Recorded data

******

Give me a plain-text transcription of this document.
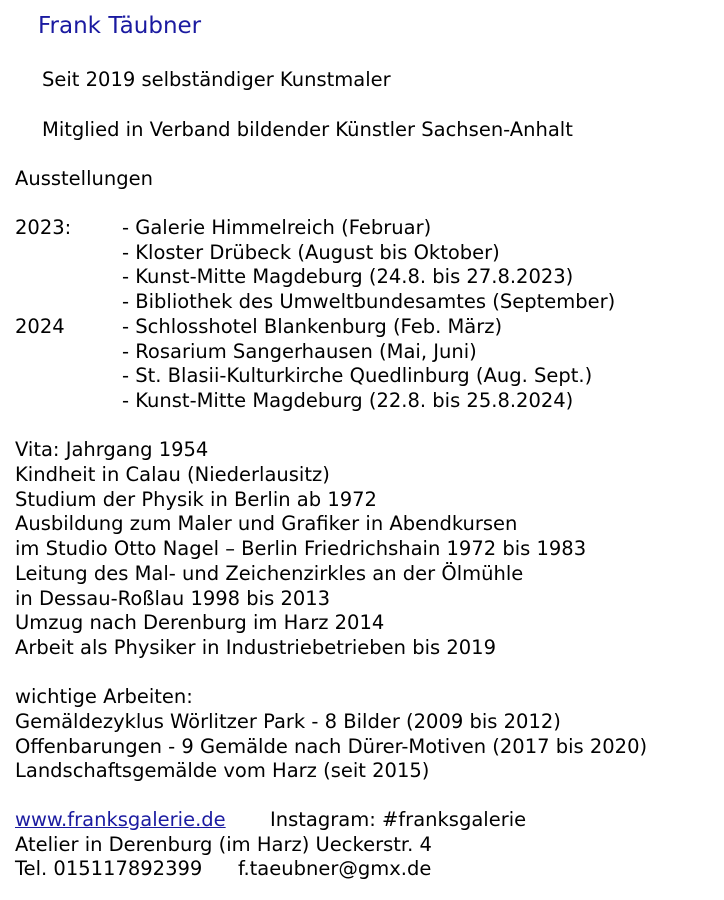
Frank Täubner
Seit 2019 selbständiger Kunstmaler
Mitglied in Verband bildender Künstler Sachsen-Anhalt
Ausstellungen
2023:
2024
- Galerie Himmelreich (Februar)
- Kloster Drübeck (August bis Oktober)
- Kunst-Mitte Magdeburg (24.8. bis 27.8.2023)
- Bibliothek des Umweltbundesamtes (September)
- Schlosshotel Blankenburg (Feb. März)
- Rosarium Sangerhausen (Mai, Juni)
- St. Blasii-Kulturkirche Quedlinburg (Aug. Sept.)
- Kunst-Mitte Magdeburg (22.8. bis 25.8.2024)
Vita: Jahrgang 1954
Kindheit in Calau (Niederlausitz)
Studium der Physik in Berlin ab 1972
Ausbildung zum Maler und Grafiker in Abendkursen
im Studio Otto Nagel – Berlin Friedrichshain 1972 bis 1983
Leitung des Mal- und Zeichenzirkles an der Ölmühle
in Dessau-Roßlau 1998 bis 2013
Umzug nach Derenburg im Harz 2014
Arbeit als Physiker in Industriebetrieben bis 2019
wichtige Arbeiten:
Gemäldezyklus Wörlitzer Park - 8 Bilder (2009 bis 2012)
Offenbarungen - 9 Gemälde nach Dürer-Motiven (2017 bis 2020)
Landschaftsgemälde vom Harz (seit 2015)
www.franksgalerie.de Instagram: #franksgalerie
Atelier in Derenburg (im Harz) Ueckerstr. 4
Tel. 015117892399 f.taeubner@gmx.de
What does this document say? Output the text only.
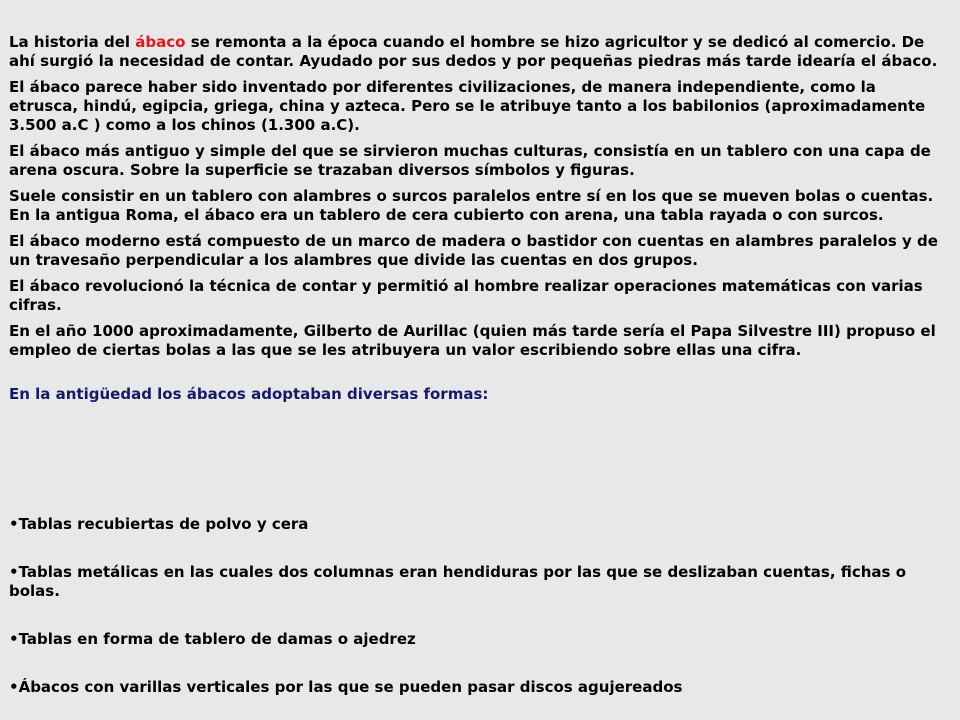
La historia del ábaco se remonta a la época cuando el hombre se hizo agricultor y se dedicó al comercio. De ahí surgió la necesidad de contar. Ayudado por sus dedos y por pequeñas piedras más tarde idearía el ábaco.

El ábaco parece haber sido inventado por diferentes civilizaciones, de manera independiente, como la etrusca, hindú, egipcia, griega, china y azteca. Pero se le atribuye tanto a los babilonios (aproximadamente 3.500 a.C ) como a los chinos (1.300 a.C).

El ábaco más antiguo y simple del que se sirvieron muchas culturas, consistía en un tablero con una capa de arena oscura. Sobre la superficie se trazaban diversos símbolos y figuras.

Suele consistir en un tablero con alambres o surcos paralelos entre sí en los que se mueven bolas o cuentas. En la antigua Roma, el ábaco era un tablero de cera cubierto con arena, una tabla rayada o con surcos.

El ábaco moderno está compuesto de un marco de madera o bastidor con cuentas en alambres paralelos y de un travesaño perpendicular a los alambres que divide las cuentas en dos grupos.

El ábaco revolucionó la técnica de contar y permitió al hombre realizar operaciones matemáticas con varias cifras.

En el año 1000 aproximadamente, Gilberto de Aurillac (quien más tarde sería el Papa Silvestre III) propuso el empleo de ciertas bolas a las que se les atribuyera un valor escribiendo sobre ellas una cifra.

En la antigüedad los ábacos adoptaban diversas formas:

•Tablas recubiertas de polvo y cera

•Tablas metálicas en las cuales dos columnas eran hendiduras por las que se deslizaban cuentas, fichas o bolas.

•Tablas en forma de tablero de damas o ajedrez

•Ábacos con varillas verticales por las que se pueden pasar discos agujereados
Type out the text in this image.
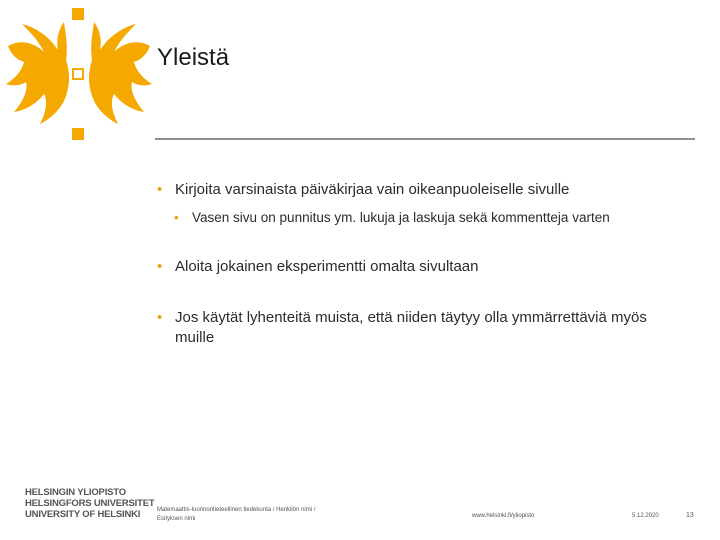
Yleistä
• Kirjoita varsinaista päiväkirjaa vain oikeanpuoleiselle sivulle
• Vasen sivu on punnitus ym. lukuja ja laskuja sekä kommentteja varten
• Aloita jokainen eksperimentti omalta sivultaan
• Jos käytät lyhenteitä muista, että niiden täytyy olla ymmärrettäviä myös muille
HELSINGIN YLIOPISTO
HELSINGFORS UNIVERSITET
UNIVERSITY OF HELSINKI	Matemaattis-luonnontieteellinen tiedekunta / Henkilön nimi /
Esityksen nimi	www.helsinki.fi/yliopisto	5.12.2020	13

******

§ OBJECTIVE:
Take the line containing "Type out the text in this image." as the first line and the last line of the data above as the final one, and output exactly the lines between them, inclusive, with no pictures.

§ ANSWER FOR THE TASK:
Type out the text in this image.
Yleistä
• Kirjoita varsinaista päiväkirjaa vain oikeanpuoleiselle sivulle
• Vasen sivu on punnitus ym. lukuja ja laskuja sekä kommentteja varten
• Aloita jokainen eksperimentti omalta sivultaan
• Jos käytät lyhenteitä muista, että niiden täytyy olla ymmärrettäviä myös muille
HELSINGIN YLIOPISTO
HELSINGFORS UNIVERSITET
UNIVERSITY OF HELSINKI	Matemaattis-luonnontieteellinen tiedekunta / Henkilön nimi /
Esityksen nimi	www.helsinki.fi/yliopisto	5.12.2020	13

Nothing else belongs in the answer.